[start of EXTRACTED INFORMATION]

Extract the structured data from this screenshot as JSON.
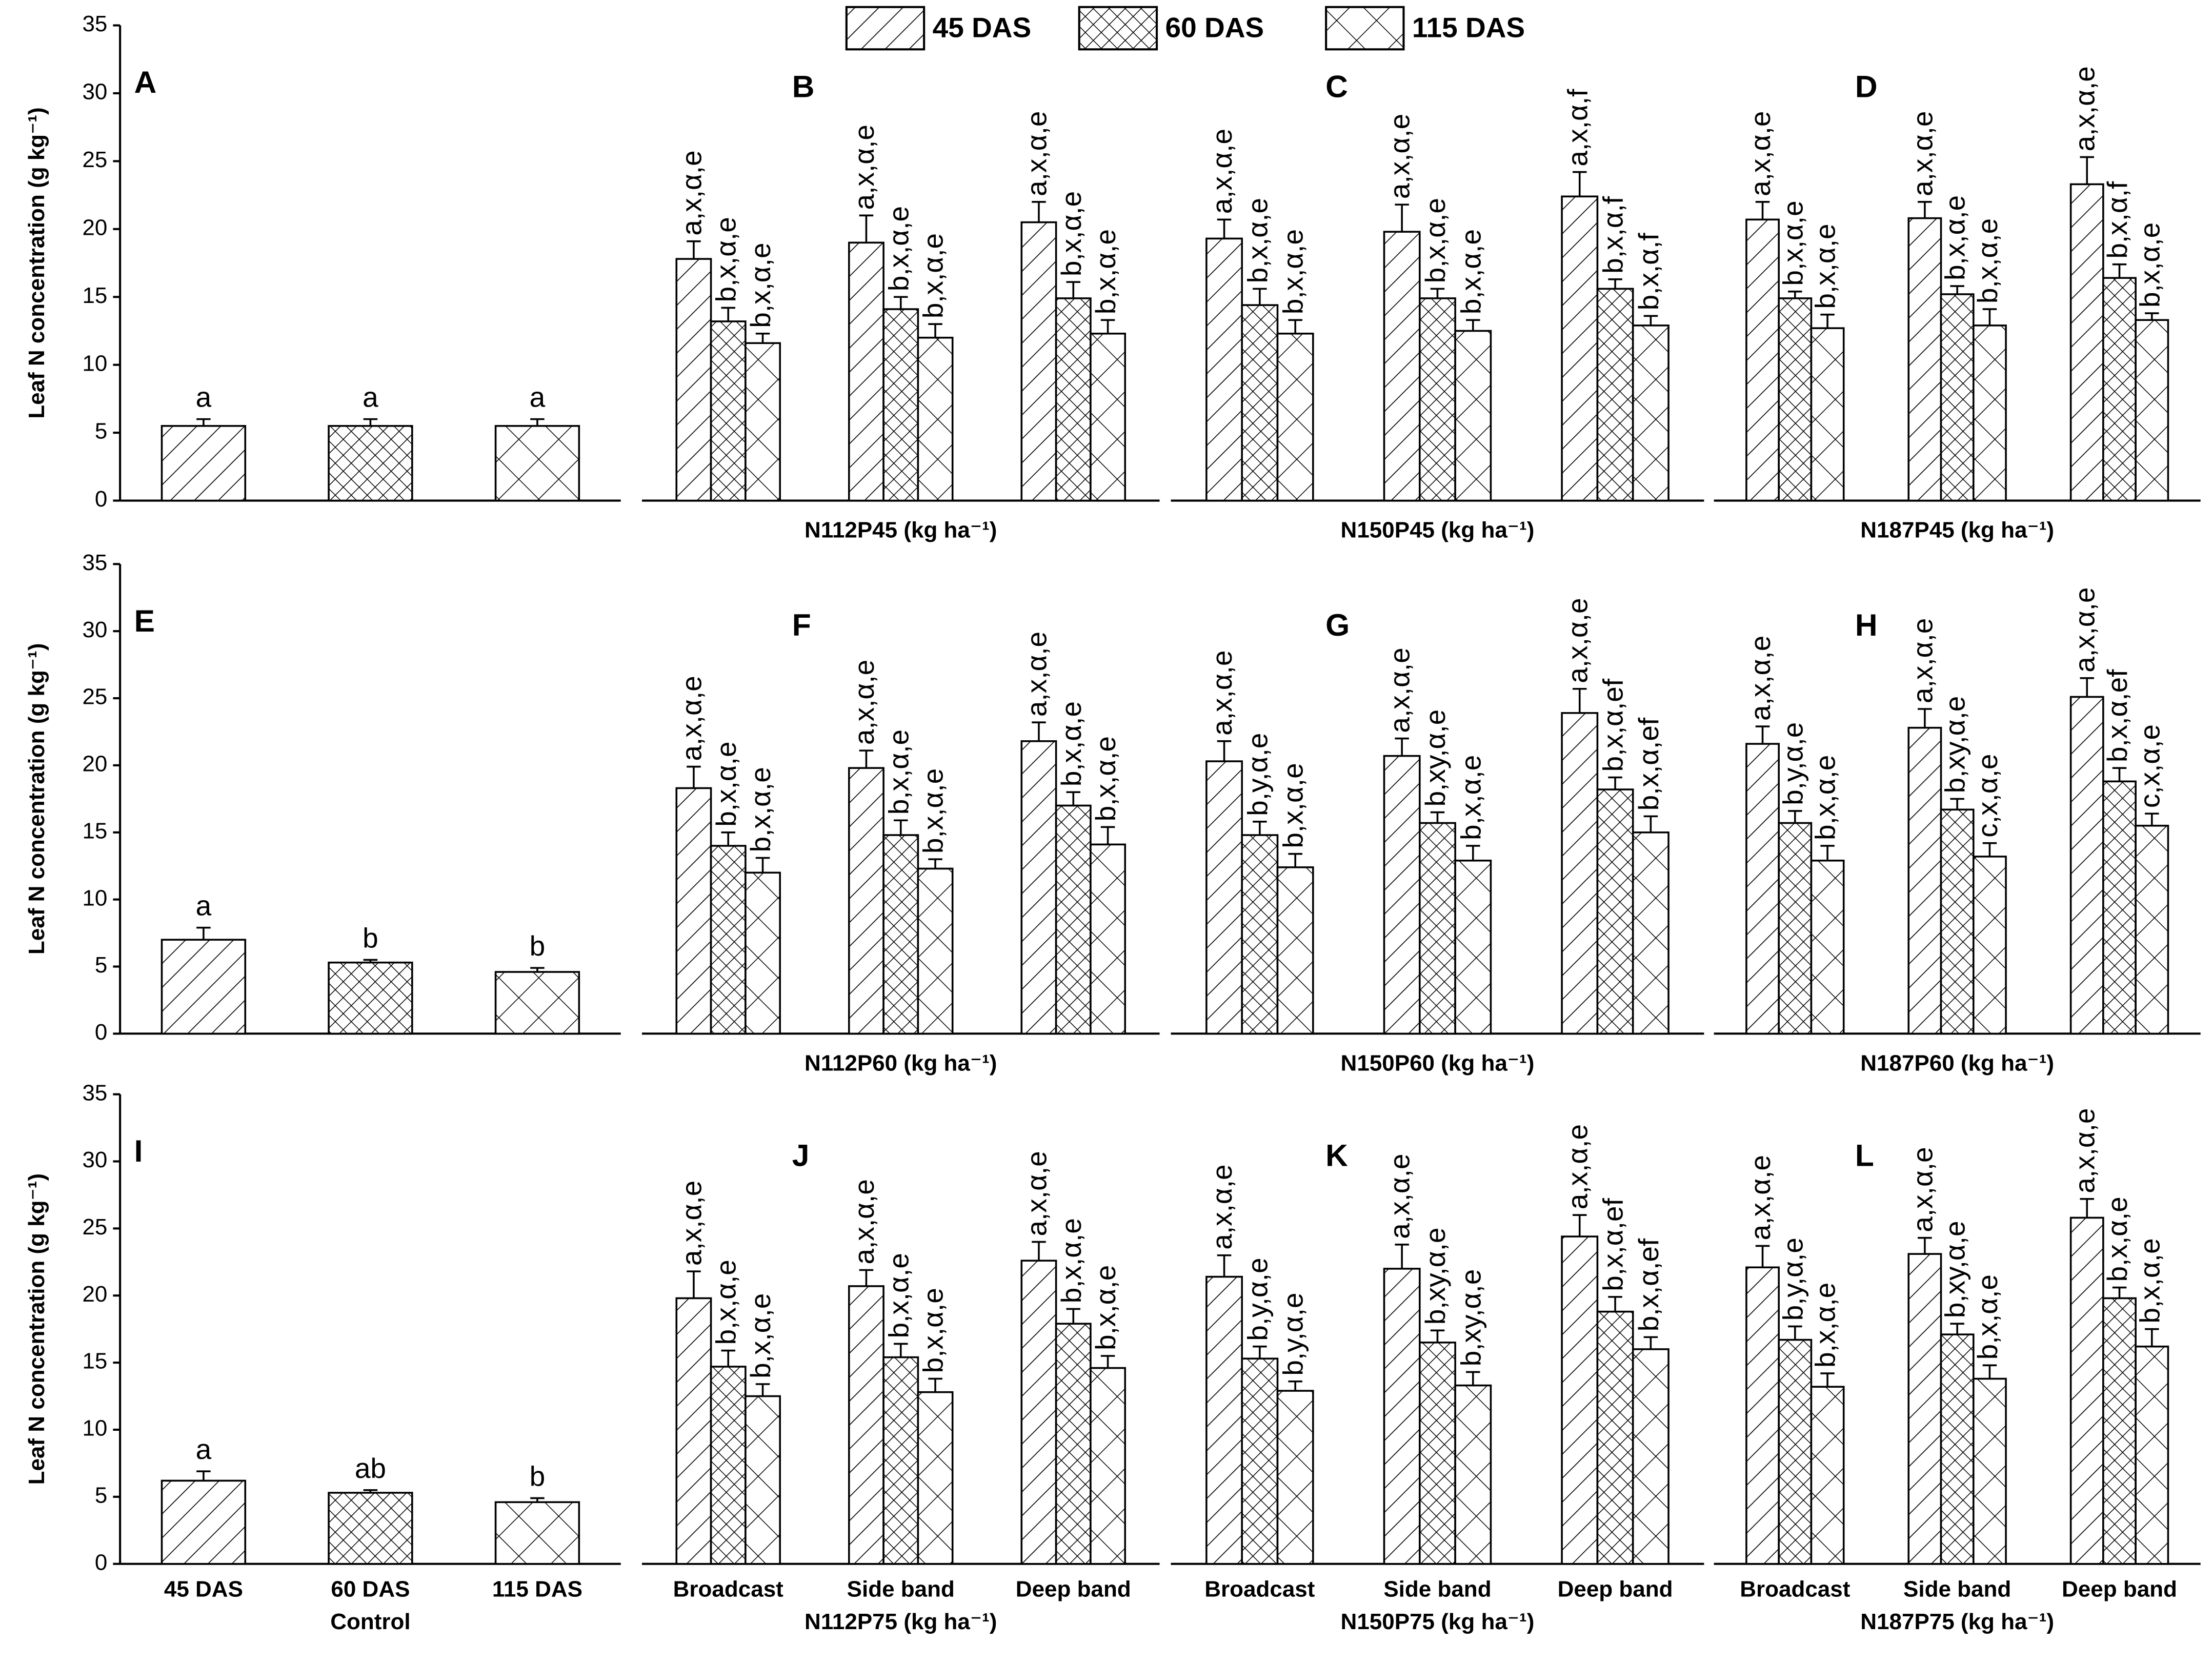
{
  "legend": [
    {
      "name": "45 DAS",
      "pattern": "diagonal"
    },
    {
      "name": "60 DAS",
      "pattern": "crosshatch"
    },
    {
      "name": "115 DAS",
      "pattern": "cross"
    }
  ],
  "chart_data": [
    {
      "type": "bar",
      "panel": "A",
      "ylabel": "Leaf N concentration (g kg⁻¹)",
      "categories": [
        null,
        null,
        null
      ],
      "values": [
        5.5,
        5.5,
        5.5
      ],
      "errors": [
        0.5,
        0.5,
        0.5
      ],
      "patterns": [
        "diagonal",
        "crosshatch",
        "cross"
      ],
      "significance": [
        "a",
        "a",
        "a"
      ],
      "ylim": [
        0,
        35
      ],
      "yticks": [
        0,
        5,
        10,
        15,
        20,
        25,
        30,
        35
      ]
    },
    {
      "type": "grouped_bar",
      "panel": "B",
      "xlabel": "N112P45 (kg ha⁻¹)",
      "categories": [
        null,
        null,
        null
      ],
      "ylim": [
        0,
        35
      ],
      "series": [
        {
          "pattern": "diagonal",
          "values": [
            17.8,
            19.0,
            20.5
          ],
          "errors": [
            1.3,
            2.0,
            1.5
          ],
          "significance": [
            "a,x,α,e",
            "a,x,α,e",
            "a,x,α,e"
          ]
        },
        {
          "pattern": "crosshatch",
          "values": [
            13.2,
            14.1,
            14.9
          ],
          "errors": [
            1.0,
            0.9,
            1.2
          ],
          "significance": [
            "b,x,α,e",
            "b,x,α,e",
            "b,x,α,e"
          ]
        },
        {
          "pattern": "cross",
          "values": [
            11.6,
            12.0,
            12.3
          ],
          "errors": [
            0.7,
            1.0,
            1.0
          ],
          "significance": [
            "b,x,α,e",
            "b,x,α,e",
            "b,x,α,e"
          ]
        }
      ]
    },
    {
      "type": "grouped_bar",
      "panel": "C",
      "xlabel": "N150P45 (kg ha⁻¹)",
      "categories": [
        null,
        null,
        null
      ],
      "ylim": [
        0,
        35
      ],
      "series": [
        {
          "pattern": "diagonal",
          "values": [
            19.3,
            19.8,
            22.4
          ],
          "errors": [
            1.4,
            2.0,
            1.8
          ],
          "significance": [
            "a,x,α,e",
            "a,x,α,e",
            "a,x,α,f"
          ]
        },
        {
          "pattern": "crosshatch",
          "values": [
            14.4,
            14.9,
            15.6
          ],
          "errors": [
            1.2,
            0.7,
            0.7
          ],
          "significance": [
            "b,x,α,e",
            "b,x,α,e",
            "b,x,α,f"
          ]
        },
        {
          "pattern": "cross",
          "values": [
            12.3,
            12.5,
            12.9
          ],
          "errors": [
            1.0,
            0.8,
            0.7
          ],
          "significance": [
            "b,x,α,e",
            "b,x,α,e",
            "b,x,α,f"
          ]
        }
      ]
    },
    {
      "type": "grouped_bar",
      "panel": "D",
      "xlabel": "N187P45 (kg ha⁻¹)",
      "categories": [
        null,
        null,
        null
      ],
      "ylim": [
        0,
        35
      ],
      "series": [
        {
          "pattern": "diagonal",
          "values": [
            20.7,
            20.8,
            23.3
          ],
          "errors": [
            1.3,
            1.2,
            2.0
          ],
          "significance": [
            "a,x,α,e",
            "a,x,α,e",
            "a,x,α,e"
          ]
        },
        {
          "pattern": "crosshatch",
          "values": [
            14.9,
            15.2,
            16.4
          ],
          "errors": [
            0.5,
            0.6,
            1.0
          ],
          "significance": [
            "b,x,α,e",
            "b,x,α,e",
            "b,x,α,f"
          ]
        },
        {
          "pattern": "cross",
          "values": [
            12.7,
            12.9,
            13.3
          ],
          "errors": [
            1.0,
            1.2,
            0.5
          ],
          "significance": [
            "b,x,α,e",
            "b,x,α,e",
            "b,x,α,e"
          ]
        }
      ]
    },
    {
      "type": "bar",
      "panel": "E",
      "ylabel": "Leaf N concentration (g kg⁻¹)",
      "categories": [
        null,
        null,
        null
      ],
      "values": [
        7.0,
        5.3,
        4.6
      ],
      "errors": [
        0.9,
        0.2,
        0.3
      ],
      "patterns": [
        "diagonal",
        "crosshatch",
        "cross"
      ],
      "significance": [
        "a",
        "b",
        "b"
      ],
      "ylim": [
        0,
        35
      ],
      "yticks": [
        0,
        5,
        10,
        15,
        20,
        25,
        30,
        35
      ]
    },
    {
      "type": "grouped_bar",
      "panel": "F",
      "xlabel": "N112P60 (kg ha⁻¹)",
      "categories": [
        null,
        null,
        null
      ],
      "ylim": [
        0,
        35
      ],
      "series": [
        {
          "pattern": "diagonal",
          "values": [
            18.3,
            19.8,
            21.8
          ],
          "errors": [
            1.6,
            1.3,
            1.4
          ],
          "significance": [
            "a,x,α,e",
            "a,x,α,e",
            "a,x,α,e"
          ]
        },
        {
          "pattern": "crosshatch",
          "values": [
            14.0,
            14.8,
            17.0
          ],
          "errors": [
            1.0,
            1.1,
            1.0
          ],
          "significance": [
            "b,x,α,e",
            "b,x,α,e",
            "b,x,α,e"
          ]
        },
        {
          "pattern": "cross",
          "values": [
            12.0,
            12.3,
            14.1
          ],
          "errors": [
            1.1,
            0.7,
            1.3
          ],
          "significance": [
            "b,x,α,e",
            "b,x,α,e",
            "b,x,α,e"
          ]
        }
      ]
    },
    {
      "type": "grouped_bar",
      "panel": "G",
      "xlabel": "N150P60 (kg ha⁻¹)",
      "categories": [
        null,
        null,
        null
      ],
      "ylim": [
        0,
        35
      ],
      "series": [
        {
          "pattern": "diagonal",
          "values": [
            20.3,
            20.7,
            23.9
          ],
          "errors": [
            1.5,
            1.3,
            1.8
          ],
          "significance": [
            "a,x,α,e",
            "a,x,α,e",
            "a,x,α,e"
          ]
        },
        {
          "pattern": "crosshatch",
          "values": [
            14.8,
            15.7,
            18.2
          ],
          "errors": [
            1.0,
            0.8,
            0.9
          ],
          "significance": [
            "b,y,α,e",
            "b,xy,α,e",
            "b,x,α,ef"
          ]
        },
        {
          "pattern": "cross",
          "values": [
            12.4,
            12.9,
            15.0
          ],
          "errors": [
            1.0,
            1.1,
            1.2
          ],
          "significance": [
            "b,x,α,e",
            "b,x,α,e",
            "b,x,α,ef"
          ]
        }
      ]
    },
    {
      "type": "grouped_bar",
      "panel": "H",
      "xlabel": "N187P60 (kg ha⁻¹)",
      "categories": [
        null,
        null,
        null
      ],
      "ylim": [
        0,
        35
      ],
      "series": [
        {
          "pattern": "diagonal",
          "values": [
            21.6,
            22.8,
            25.1
          ],
          "errors": [
            1.3,
            1.4,
            1.4
          ],
          "significance": [
            "a,x,α,e",
            "a,x,α,e",
            "a,x,α,e"
          ]
        },
        {
          "pattern": "crosshatch",
          "values": [
            15.7,
            16.7,
            18.8
          ],
          "errors": [
            0.9,
            0.8,
            1.0
          ],
          "significance": [
            "b,y,α,e",
            "b,xy,α,e",
            "b,x,α,ef"
          ]
        },
        {
          "pattern": "cross",
          "values": [
            12.9,
            13.2,
            15.5
          ],
          "errors": [
            1.1,
            1.0,
            0.9
          ],
          "significance": [
            "b,x,α,e",
            "c,x,α,e",
            "c,x,α,e"
          ]
        }
      ]
    },
    {
      "type": "bar",
      "panel": "I",
      "ylabel": "Leaf N concentration (g kg⁻¹)",
      "xlabel": "Control",
      "categories": [
        "45 DAS",
        "60 DAS",
        "115 DAS"
      ],
      "values": [
        6.2,
        5.3,
        4.6
      ],
      "errors": [
        0.7,
        0.2,
        0.3
      ],
      "patterns": [
        "diagonal",
        "crosshatch",
        "cross"
      ],
      "significance": [
        "a",
        "ab",
        "b"
      ],
      "ylim": [
        0,
        35
      ],
      "yticks": [
        0,
        5,
        10,
        15,
        20,
        25,
        30,
        35
      ]
    },
    {
      "type": "grouped_bar",
      "panel": "J",
      "xlabel": "N112P75 (kg ha⁻¹)",
      "categories": [
        "Broadcast",
        "Side band",
        "Deep band"
      ],
      "ylim": [
        0,
        35
      ],
      "series": [
        {
          "pattern": "diagonal",
          "values": [
            19.8,
            20.7,
            22.6
          ],
          "errors": [
            2.0,
            1.2,
            1.4
          ],
          "significance": [
            "a,x,α,e",
            "a,x,α,e",
            "a,x,α,e"
          ]
        },
        {
          "pattern": "crosshatch",
          "values": [
            14.7,
            15.4,
            17.9
          ],
          "errors": [
            1.2,
            1.0,
            1.1
          ],
          "significance": [
            "b,x,α,e",
            "b,x,α,e",
            "b,x,α,e"
          ]
        },
        {
          "pattern": "cross",
          "values": [
            12.5,
            12.8,
            14.6
          ],
          "errors": [
            0.9,
            1.0,
            0.9
          ],
          "significance": [
            "b,x,α,e",
            "b,x,α,e",
            "b,x,α,e"
          ]
        }
      ]
    },
    {
      "type": "grouped_bar",
      "panel": "K",
      "xlabel": "N150P75 (kg ha⁻¹)",
      "categories": [
        "Broadcast",
        "Side band",
        "Deep band"
      ],
      "ylim": [
        0,
        35
      ],
      "series": [
        {
          "pattern": "diagonal",
          "values": [
            21.4,
            22.0,
            24.4
          ],
          "errors": [
            1.6,
            1.8,
            1.6
          ],
          "significance": [
            "a,x,α,e",
            "a,x,α,e",
            "a,x,α,e"
          ]
        },
        {
          "pattern": "crosshatch",
          "values": [
            15.3,
            16.5,
            18.8
          ],
          "errors": [
            0.9,
            0.9,
            1.1
          ],
          "significance": [
            "b,y,α,e",
            "b,xy,α,e",
            "b,x,α,ef"
          ]
        },
        {
          "pattern": "cross",
          "values": [
            12.9,
            13.3,
            16.0
          ],
          "errors": [
            0.7,
            1.0,
            0.9
          ],
          "significance": [
            "b,y,α,e",
            "b,xy,α,e",
            "b,x,α,ef"
          ]
        }
      ]
    },
    {
      "type": "grouped_bar",
      "panel": "L",
      "xlabel": "N187P75 (kg ha⁻¹)",
      "categories": [
        "Broadcast",
        "Side band",
        "Deep band"
      ],
      "ylim": [
        0,
        35
      ],
      "series": [
        {
          "pattern": "diagonal",
          "values": [
            22.1,
            23.1,
            25.8
          ],
          "errors": [
            1.6,
            1.2,
            1.4
          ],
          "significance": [
            "a,x,α,e",
            "a,x,α,e",
            "a,x,α,e"
          ]
        },
        {
          "pattern": "crosshatch",
          "values": [
            16.7,
            17.1,
            19.8
          ],
          "errors": [
            1.0,
            0.8,
            0.8
          ],
          "significance": [
            "b,y,α,e",
            "b,xy,α,e",
            "b,x,α,e"
          ]
        },
        {
          "pattern": "cross",
          "values": [
            13.2,
            13.8,
            16.2
          ],
          "errors": [
            1.0,
            1.0,
            1.3
          ],
          "significance": [
            "b,x,α,e",
            "b,x,α,e",
            "b,x,α,e"
          ]
        }
      ]
    }
  ]
}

[end of EXTRACTED INFORMATION]

▶ **DIRECTIONS**:
Pull out all lines in the data above that include "xlabel".

▶ **CORRECT RESULT**:
      "xlabel": "N112P45 (kg ha⁻¹)",
      "xlabel": "N150P45 (kg ha⁻¹)",
      "xlabel": "N187P45 (kg ha⁻¹)",
      "xlabel": "N112P60 (kg ha⁻¹)",
      "xlabel": "N150P60 (kg ha⁻¹)",
      "xlabel": "N187P60 (kg ha⁻¹)",
      "xlabel": "Control",
      "xlabel": "N112P75 (kg ha⁻¹)",
      "xlabel": "N150P75 (kg ha⁻¹)",
      "xlabel": "N187P75 (kg ha⁻¹)",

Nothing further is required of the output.